Look over the lines below. Report each one that includes the string "color".
[start of Exercise material]
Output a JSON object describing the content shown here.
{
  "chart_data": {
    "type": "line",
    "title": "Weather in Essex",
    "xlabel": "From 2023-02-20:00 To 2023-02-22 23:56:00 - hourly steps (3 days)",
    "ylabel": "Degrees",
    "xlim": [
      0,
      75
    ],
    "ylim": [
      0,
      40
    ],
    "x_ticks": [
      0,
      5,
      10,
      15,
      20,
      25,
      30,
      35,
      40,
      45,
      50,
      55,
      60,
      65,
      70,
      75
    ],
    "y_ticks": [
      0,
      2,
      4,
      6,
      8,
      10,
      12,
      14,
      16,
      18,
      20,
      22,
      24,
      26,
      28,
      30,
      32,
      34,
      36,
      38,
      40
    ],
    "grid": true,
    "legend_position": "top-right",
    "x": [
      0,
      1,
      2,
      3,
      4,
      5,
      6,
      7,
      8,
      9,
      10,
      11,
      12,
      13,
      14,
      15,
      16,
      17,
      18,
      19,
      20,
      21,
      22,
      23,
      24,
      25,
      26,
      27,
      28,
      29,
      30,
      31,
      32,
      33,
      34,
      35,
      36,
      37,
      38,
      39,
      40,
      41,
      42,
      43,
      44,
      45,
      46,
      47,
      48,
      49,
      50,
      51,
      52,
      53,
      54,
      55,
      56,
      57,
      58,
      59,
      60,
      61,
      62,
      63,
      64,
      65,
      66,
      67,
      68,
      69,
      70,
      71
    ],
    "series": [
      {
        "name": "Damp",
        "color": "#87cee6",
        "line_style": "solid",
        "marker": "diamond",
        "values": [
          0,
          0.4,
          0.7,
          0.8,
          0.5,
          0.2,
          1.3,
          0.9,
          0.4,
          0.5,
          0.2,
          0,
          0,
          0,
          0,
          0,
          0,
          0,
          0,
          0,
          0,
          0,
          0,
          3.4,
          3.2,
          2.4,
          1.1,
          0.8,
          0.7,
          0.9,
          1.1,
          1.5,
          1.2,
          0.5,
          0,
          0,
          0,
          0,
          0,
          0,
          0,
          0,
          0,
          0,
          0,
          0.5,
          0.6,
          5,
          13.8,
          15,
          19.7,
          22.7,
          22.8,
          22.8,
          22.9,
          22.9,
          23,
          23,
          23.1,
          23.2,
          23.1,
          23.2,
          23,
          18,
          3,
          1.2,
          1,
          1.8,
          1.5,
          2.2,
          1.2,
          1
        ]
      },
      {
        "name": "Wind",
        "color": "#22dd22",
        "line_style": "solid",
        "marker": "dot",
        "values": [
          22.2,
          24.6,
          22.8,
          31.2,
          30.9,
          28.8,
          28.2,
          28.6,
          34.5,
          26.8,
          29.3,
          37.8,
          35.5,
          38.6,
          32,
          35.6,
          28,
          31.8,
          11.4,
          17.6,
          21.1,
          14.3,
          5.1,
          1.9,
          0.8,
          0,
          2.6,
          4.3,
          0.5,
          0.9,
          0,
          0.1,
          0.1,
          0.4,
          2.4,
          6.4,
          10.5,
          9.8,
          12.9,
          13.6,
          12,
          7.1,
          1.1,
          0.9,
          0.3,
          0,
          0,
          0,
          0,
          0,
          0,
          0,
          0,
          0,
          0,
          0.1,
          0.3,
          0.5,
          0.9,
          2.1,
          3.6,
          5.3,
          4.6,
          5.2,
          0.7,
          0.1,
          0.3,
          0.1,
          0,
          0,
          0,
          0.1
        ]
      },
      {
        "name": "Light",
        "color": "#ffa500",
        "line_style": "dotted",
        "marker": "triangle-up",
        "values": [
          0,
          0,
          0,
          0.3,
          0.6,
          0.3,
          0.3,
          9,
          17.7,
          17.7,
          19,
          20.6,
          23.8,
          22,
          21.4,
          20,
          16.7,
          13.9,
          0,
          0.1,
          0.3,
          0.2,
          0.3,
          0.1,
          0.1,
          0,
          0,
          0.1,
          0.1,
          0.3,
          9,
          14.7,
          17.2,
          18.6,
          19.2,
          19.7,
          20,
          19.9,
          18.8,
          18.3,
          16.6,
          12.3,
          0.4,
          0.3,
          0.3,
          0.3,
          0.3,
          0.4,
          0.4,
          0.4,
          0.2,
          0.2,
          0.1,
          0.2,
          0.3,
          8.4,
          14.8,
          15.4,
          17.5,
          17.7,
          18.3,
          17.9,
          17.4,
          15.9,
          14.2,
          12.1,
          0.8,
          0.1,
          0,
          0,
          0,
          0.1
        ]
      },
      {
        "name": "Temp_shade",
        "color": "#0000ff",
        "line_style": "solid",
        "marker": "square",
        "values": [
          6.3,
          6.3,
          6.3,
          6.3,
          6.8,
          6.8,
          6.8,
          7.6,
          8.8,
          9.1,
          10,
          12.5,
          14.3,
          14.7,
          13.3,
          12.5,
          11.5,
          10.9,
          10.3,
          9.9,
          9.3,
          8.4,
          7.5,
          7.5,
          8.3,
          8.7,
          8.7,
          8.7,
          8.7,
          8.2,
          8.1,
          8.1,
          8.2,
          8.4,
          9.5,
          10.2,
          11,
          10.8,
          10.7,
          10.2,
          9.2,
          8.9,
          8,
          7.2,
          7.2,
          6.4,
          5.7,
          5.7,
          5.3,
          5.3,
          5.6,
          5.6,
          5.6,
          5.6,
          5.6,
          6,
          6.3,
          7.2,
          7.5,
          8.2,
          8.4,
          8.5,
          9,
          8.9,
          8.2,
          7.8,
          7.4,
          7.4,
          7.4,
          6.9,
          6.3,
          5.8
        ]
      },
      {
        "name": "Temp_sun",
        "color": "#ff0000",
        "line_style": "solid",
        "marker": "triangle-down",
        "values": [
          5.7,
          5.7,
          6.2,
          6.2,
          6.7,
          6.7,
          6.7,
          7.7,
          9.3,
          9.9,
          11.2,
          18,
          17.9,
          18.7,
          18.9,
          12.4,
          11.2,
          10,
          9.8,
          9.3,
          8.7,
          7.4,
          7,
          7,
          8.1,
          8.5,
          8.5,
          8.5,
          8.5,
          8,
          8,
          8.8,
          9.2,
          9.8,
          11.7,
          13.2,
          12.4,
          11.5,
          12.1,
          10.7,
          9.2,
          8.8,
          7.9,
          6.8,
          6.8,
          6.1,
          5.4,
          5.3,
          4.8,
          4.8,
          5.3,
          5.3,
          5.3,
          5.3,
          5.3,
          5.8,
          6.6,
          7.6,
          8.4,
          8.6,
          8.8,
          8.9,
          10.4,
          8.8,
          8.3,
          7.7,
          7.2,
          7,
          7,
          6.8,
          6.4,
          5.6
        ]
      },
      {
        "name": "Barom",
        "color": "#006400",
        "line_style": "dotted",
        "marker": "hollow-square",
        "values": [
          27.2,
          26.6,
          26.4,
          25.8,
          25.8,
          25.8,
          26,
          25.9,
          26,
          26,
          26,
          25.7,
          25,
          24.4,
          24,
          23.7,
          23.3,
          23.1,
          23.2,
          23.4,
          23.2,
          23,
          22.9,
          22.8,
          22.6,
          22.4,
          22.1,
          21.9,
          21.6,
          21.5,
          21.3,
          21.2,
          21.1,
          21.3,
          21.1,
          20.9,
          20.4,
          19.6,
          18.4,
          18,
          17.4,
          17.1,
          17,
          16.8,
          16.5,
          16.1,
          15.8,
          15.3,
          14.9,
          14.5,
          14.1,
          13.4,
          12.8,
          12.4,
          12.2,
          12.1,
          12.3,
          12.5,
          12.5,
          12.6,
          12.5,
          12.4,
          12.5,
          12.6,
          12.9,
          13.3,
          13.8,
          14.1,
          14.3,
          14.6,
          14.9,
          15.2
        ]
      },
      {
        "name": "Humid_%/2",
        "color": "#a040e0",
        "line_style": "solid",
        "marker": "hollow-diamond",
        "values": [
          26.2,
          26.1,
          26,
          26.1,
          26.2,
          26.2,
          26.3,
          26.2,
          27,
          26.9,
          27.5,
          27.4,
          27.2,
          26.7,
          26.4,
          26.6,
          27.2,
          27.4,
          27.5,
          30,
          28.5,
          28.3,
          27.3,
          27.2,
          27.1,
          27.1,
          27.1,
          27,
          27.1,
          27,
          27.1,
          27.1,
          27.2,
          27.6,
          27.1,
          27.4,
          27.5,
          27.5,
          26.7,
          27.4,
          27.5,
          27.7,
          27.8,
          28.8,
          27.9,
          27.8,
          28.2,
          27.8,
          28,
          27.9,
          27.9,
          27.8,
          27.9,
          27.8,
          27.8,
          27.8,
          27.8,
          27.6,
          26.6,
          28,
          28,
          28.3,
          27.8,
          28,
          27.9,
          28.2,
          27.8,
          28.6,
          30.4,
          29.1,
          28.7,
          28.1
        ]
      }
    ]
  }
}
[end of Exercise material]
| Task result |
        "color": "#87cee6",
        "color": "#22dd22",
        "color": "#ffa500",
        "color": "#0000ff",
        "color": "#ff0000",
        "color": "#006400",
        "color": "#a040e0",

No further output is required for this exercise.